• Task directions: State how many lines of the entries include the string "JSON", please, leaving out everything but the number.

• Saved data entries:
-- Begin --

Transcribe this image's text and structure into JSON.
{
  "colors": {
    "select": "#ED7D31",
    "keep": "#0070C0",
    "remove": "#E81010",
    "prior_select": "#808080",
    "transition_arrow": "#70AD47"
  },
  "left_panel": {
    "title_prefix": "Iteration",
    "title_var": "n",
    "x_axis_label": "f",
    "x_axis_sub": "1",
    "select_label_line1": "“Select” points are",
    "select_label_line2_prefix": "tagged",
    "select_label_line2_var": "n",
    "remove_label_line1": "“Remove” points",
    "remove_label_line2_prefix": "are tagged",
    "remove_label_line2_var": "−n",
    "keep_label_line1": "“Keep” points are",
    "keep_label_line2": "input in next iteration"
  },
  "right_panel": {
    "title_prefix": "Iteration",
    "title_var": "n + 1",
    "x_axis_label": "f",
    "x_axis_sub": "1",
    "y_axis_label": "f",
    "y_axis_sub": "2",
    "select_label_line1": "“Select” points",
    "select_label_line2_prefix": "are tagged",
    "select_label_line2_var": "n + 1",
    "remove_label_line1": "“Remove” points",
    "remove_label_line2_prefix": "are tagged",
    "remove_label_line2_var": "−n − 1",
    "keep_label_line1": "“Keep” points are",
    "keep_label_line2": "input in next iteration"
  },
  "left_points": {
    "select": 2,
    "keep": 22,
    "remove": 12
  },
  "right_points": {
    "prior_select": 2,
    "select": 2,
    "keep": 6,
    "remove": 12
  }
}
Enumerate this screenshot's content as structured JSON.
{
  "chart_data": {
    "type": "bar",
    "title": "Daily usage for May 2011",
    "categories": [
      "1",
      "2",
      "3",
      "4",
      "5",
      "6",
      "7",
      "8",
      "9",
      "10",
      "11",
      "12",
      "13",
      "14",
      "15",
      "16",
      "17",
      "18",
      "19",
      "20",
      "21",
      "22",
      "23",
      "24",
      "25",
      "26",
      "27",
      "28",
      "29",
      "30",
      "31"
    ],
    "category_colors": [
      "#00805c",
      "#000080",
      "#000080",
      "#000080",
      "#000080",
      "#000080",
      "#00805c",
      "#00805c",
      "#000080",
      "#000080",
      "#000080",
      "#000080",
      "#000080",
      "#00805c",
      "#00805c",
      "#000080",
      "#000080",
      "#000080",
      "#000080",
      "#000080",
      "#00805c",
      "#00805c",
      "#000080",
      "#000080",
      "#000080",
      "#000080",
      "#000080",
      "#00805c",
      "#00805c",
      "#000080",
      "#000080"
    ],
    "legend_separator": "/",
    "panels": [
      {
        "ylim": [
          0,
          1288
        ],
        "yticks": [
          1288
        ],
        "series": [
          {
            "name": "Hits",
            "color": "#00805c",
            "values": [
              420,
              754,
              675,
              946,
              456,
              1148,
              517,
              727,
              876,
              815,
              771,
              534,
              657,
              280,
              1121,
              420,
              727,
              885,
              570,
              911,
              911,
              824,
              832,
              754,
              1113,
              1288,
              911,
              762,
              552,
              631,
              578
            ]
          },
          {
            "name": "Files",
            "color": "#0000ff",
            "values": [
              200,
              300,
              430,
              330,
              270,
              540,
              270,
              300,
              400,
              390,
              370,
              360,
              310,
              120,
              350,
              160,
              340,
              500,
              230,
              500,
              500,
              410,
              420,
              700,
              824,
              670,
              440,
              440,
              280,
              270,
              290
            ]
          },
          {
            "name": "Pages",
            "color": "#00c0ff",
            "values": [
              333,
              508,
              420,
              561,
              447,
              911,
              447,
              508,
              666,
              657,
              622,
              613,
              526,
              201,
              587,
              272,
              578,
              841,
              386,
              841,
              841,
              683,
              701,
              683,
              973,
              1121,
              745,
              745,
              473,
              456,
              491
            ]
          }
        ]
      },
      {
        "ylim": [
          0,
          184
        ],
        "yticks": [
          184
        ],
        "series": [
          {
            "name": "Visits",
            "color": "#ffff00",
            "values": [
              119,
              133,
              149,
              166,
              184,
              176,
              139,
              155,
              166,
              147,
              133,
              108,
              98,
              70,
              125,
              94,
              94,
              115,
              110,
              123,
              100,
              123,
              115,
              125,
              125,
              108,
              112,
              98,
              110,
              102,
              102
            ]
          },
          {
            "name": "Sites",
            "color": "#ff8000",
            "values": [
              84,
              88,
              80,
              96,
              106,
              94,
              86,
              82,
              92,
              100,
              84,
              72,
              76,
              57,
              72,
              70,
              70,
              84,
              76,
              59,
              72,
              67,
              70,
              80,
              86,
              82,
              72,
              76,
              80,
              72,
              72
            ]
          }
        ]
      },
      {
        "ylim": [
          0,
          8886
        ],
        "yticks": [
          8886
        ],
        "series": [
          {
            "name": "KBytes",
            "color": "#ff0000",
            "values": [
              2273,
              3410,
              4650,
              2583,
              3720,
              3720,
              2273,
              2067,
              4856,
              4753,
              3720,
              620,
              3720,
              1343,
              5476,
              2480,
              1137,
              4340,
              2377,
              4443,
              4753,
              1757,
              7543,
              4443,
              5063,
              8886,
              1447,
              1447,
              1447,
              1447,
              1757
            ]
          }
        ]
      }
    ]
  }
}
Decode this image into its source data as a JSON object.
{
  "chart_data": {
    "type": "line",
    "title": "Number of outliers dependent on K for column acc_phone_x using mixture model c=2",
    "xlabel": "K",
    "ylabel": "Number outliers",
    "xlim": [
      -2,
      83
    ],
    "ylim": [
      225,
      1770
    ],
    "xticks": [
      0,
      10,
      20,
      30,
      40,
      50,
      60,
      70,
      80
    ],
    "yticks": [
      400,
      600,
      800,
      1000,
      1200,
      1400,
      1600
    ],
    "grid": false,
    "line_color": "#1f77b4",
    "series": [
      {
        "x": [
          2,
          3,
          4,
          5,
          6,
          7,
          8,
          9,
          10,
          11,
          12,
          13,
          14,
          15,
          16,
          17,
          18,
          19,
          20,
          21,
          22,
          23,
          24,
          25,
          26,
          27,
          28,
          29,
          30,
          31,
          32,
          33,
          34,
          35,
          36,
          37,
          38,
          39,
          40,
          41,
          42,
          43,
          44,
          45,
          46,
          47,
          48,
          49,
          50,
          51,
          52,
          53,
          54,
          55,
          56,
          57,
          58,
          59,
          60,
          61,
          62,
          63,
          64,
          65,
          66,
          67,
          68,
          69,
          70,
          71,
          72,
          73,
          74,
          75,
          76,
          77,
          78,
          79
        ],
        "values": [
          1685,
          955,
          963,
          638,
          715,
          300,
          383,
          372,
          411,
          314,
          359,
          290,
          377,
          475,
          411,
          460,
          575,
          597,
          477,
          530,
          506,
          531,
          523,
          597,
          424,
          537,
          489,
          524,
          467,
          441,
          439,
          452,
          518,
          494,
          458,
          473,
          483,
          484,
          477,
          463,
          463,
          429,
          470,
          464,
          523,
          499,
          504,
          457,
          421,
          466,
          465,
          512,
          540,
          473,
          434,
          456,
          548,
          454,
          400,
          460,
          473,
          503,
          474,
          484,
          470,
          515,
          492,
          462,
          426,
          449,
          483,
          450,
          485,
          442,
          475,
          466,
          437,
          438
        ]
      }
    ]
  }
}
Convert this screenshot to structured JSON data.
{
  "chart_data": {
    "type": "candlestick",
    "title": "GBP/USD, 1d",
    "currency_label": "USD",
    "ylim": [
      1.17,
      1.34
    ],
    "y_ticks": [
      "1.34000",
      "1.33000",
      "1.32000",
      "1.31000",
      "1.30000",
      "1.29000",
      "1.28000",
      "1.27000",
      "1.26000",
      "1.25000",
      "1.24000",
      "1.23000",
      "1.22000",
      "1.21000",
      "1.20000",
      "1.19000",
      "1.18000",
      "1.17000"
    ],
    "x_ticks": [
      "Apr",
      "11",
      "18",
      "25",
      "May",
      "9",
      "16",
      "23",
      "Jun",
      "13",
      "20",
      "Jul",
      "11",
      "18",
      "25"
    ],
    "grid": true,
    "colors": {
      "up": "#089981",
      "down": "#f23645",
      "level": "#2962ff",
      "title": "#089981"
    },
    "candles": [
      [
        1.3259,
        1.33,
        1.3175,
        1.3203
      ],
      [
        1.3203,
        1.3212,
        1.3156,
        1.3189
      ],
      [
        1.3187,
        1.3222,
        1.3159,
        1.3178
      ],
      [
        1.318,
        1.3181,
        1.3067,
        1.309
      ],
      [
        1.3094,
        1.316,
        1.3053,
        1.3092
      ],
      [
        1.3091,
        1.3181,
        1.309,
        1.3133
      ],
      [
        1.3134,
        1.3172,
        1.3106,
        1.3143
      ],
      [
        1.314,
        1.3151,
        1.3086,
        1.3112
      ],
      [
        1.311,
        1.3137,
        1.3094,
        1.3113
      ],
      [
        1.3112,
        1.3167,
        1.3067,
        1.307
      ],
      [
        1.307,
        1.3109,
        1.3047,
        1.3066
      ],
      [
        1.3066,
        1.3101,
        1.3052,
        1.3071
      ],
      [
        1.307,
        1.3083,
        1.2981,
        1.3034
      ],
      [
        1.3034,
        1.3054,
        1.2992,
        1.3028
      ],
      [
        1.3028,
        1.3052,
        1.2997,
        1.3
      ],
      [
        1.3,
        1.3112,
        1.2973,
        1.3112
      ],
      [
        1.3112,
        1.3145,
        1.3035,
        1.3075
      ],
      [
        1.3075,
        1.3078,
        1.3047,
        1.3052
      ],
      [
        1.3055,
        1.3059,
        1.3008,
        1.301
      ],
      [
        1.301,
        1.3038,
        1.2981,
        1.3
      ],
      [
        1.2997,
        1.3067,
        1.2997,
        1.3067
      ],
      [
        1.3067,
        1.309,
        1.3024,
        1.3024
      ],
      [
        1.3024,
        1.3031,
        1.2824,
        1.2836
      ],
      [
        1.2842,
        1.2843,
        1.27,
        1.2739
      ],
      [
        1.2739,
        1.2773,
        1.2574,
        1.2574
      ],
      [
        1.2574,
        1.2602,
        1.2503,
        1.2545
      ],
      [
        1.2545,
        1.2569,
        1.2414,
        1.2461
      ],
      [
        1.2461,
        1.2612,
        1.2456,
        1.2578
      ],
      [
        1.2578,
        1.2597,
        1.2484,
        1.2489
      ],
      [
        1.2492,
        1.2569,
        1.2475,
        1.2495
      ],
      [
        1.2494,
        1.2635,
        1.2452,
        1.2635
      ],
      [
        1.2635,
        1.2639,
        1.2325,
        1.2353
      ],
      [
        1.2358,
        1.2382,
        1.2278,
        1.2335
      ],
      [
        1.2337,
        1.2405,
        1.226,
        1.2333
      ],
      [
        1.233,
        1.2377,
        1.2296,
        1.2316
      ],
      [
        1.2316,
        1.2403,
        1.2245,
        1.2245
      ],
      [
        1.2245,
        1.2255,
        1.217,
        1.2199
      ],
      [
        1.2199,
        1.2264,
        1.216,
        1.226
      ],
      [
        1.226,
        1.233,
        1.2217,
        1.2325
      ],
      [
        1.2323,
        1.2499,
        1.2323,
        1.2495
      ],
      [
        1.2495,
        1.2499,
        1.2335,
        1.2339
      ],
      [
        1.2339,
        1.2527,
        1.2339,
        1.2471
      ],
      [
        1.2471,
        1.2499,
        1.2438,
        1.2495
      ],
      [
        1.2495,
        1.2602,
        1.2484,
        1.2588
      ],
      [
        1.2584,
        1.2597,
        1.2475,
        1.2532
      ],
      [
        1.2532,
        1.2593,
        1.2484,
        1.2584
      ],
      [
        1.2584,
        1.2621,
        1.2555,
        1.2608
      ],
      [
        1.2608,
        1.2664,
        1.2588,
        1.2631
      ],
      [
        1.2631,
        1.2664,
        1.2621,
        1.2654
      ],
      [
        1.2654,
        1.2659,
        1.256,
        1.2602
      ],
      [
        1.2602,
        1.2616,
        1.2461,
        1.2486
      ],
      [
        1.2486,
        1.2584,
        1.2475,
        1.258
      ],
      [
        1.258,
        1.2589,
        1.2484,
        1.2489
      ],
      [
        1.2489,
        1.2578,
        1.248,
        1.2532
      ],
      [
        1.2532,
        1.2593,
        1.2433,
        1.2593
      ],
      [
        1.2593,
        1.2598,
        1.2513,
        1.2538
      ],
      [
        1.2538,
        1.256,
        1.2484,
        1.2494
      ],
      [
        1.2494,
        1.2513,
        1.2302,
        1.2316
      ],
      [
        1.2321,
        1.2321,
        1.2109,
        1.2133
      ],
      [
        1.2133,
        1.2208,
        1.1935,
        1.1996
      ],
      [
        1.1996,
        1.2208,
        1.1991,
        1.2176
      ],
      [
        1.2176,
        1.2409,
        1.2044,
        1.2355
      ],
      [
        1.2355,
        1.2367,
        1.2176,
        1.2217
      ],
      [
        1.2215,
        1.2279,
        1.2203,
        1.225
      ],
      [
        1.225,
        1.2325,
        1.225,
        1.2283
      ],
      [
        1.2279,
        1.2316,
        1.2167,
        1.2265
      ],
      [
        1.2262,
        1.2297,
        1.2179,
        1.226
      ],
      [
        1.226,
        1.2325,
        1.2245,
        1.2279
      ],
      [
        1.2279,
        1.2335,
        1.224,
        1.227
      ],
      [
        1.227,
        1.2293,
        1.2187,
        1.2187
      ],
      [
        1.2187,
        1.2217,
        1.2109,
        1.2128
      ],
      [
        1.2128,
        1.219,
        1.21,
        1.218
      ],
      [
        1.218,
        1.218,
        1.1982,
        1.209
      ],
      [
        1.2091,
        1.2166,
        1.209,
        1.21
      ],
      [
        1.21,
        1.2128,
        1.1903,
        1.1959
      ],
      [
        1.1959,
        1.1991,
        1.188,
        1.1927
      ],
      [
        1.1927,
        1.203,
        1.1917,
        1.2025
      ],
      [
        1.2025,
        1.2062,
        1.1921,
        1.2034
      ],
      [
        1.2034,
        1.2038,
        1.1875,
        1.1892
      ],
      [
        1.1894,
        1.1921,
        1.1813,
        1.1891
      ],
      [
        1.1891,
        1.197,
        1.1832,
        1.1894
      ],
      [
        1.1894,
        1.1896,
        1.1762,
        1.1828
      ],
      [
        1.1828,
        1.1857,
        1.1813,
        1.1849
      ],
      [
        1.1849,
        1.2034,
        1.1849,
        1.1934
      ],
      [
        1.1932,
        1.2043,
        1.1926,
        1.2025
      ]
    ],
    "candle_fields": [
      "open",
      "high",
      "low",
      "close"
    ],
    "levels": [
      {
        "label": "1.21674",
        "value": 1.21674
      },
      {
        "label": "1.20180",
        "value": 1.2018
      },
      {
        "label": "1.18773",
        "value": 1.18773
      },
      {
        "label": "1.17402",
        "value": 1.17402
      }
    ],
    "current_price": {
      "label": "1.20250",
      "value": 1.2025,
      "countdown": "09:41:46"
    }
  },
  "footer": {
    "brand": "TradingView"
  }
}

-- End --

• Output of the exercise: 4